Aim of the task | Gather from the material every line that contains the string "rendelet".

Records supplied |
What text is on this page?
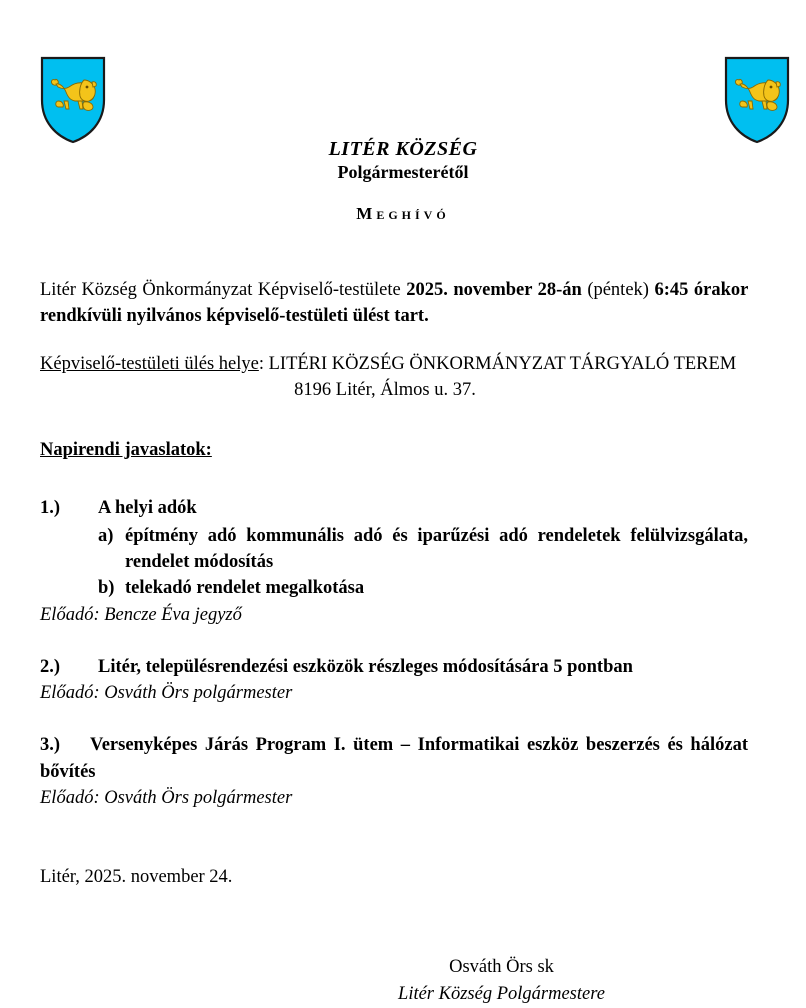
LITÉR KÖZSÉG
Polgármesterétől
Meghívó

Litér Község Önkormányzat Képviselő-testülete 2025. november 28-án (péntek) 6:45 órakor rendkívüli nyilvános képviselő-testületi ülést tart.

Képviselő-testületi ülés helye: LITÉRI KÖZSÉG ÖNKORMÁNYZAT TÁRGYALÓ TEREM
8196 Litér, Álmos u. 37.
Napirendi javaslatok:
1.)	A helyi adók
a) építmény adó kommunális adó és iparűzési adó rendeletek felülvizsgálata, rendelet módosítás
b) telekadó rendelet megalkotása
Előadó: Bencze Éva jegyző
2.)	Litér, településrendezési eszközök részleges módosítására 5 pontban
Előadó: Osváth Örs polgármester
3.) Versenyképes Járás Program I. ütem – Informatikai eszköz beszerzés és hálózat bővítés
Előadó: Osváth Örs polgármester
Litér, 2025. november 24.
Osváth Örs sk
Litér Község Polgármestere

Response for this exercise |
a) építmény adó kommunális adó és iparűzési adó rendeletek felülvizsgálata, rendelet módosítás
b) telekadó rendelet megalkotása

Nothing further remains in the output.